DIRECTION. Copy down all of the data underneath, exactly as shown.

[START]

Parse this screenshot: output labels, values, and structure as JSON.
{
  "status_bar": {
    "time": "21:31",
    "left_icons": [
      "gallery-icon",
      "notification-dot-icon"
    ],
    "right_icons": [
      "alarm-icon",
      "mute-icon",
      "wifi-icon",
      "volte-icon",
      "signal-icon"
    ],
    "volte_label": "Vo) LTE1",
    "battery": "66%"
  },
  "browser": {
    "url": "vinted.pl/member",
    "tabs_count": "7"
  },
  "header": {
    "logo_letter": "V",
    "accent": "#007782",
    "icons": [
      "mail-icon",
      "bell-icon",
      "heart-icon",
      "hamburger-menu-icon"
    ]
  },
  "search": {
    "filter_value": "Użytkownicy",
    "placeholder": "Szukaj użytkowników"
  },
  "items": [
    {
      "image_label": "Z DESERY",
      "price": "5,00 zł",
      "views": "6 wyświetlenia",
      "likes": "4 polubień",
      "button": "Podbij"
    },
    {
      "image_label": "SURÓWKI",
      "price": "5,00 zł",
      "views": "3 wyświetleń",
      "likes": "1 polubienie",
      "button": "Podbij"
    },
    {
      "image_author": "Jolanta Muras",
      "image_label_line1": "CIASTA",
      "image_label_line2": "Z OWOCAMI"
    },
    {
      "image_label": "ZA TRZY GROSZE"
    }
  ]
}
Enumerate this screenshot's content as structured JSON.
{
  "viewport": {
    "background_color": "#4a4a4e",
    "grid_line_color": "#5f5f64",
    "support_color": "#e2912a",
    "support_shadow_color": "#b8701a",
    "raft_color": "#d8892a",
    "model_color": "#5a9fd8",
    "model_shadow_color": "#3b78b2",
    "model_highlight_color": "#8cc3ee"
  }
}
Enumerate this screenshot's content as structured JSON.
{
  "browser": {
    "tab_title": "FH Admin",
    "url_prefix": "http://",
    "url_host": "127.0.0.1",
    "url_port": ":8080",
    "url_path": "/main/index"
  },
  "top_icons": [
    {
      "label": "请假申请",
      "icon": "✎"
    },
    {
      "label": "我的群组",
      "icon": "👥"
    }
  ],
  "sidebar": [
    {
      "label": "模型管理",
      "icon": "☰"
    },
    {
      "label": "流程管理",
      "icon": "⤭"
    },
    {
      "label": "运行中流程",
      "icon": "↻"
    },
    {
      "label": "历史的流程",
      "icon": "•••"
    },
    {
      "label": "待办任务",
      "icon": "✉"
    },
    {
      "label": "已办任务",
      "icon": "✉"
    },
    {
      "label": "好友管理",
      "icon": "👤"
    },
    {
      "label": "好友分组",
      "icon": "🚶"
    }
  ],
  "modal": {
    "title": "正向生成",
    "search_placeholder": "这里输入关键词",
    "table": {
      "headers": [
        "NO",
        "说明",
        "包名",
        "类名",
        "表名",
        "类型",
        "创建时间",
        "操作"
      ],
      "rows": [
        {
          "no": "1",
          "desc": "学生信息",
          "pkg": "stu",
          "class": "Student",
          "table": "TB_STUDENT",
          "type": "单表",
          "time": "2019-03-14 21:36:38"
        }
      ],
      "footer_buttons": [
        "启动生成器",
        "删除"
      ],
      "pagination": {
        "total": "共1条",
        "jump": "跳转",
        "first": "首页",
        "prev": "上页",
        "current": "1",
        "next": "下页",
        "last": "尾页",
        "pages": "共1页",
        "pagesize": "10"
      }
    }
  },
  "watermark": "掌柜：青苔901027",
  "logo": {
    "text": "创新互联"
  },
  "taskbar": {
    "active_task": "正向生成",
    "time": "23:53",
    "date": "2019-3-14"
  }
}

[END]

RIGHT ANSWER.
Parse this screenshot: output labels, values, and structure as JSON.
{
  "status_bar": {
    "time": "21:31",
    "left_icons": [
      "gallery-icon",
      "notification-dot-icon"
    ],
    "right_icons": [
      "alarm-icon",
      "mute-icon",
      "wifi-icon",
      "volte-icon",
      "signal-icon"
    ],
    "volte_label": "Vo) LTE1",
    "battery": "66%"
  },
  "browser": {
    "url": "vinted.pl/member",
    "tabs_count": "7"
  },
  "header": {
    "logo_letter": "V",
    "accent": "#007782",
    "icons": [
      "mail-icon",
      "bell-icon",
      "heart-icon",
      "hamburger-menu-icon"
    ]
  },
  "search": {
    "filter_value": "Użytkownicy",
    "placeholder": "Szukaj użytkowników"
  },
  "items": [
    {
      "image_label": "Z DESERY",
      "price": "5,00 zł",
      "views": "6 wyświetlenia",
      "likes": "4 polubień",
      "button": "Podbij"
    },
    {
      "image_label": "SURÓWKI",
      "price": "5,00 zł",
      "views": "3 wyświetleń",
      "likes": "1 polubienie",
      "button": "Podbij"
    },
    {
      "image_author": "Jolanta Muras",
      "image_label_line1": "CIASTA",
      "image_label_line2": "Z OWOCAMI"
    },
    {
      "image_label": "ZA TRZY GROSZE"
    }
  ]
}
Enumerate this screenshot's content as structured JSON.
{
  "viewport": {
    "background_color": "#4a4a4e",
    "grid_line_color": "#5f5f64",
    "support_color": "#e2912a",
    "support_shadow_color": "#b8701a",
    "raft_color": "#d8892a",
    "model_color": "#5a9fd8",
    "model_shadow_color": "#3b78b2",
    "model_highlight_color": "#8cc3ee"
  }
}
Enumerate this screenshot's content as structured JSON.
{
  "browser": {
    "tab_title": "FH Admin",
    "url_prefix": "http://",
    "url_host": "127.0.0.1",
    "url_port": ":8080",
    "url_path": "/main/index"
  },
  "top_icons": [
    {
      "label": "请假申请",
      "icon": "✎"
    },
    {
      "label": "我的群组",
      "icon": "👥"
    }
  ],
  "sidebar": [
    {
      "label": "模型管理",
      "icon": "☰"
    },
    {
      "label": "流程管理",
      "icon": "⤭"
    },
    {
      "label": "运行中流程",
      "icon": "↻"
    },
    {
      "label": "历史的流程",
      "icon": "•••"
    },
    {
      "label": "待办任务",
      "icon": "✉"
    },
    {
      "label": "已办任务",
      "icon": "✉"
    },
    {
      "label": "好友管理",
      "icon": "👤"
    },
    {
      "label": "好友分组",
      "icon": "🚶"
    }
  ],
  "modal": {
    "title": "正向生成",
    "search_placeholder": "这里输入关键词",
    "table": {
      "headers": [
        "NO",
        "说明",
        "包名",
        "类名",
        "表名",
        "类型",
        "创建时间",
        "操作"
      ],
      "rows": [
        {
          "no": "1",
          "desc": "学生信息",
          "pkg": "stu",
          "class": "Student",
          "table": "TB_STUDENT",
          "type": "单表",
          "time": "2019-03-14 21:36:38"
        }
      ],
      "footer_buttons": [
        "启动生成器",
        "删除"
      ],
      "pagination": {
        "total": "共1条",
        "jump": "跳转",
        "first": "首页",
        "prev": "上页",
        "current": "1",
        "next": "下页",
        "last": "尾页",
        "pages": "共1页",
        "pagesize": "10"
      }
    }
  },
  "watermark": "掌柜：青苔901027",
  "logo": {
    "text": "创新互联"
  },
  "taskbar": {
    "active_task": "正向生成",
    "time": "23:53",
    "date": "2019-3-14"
  }
}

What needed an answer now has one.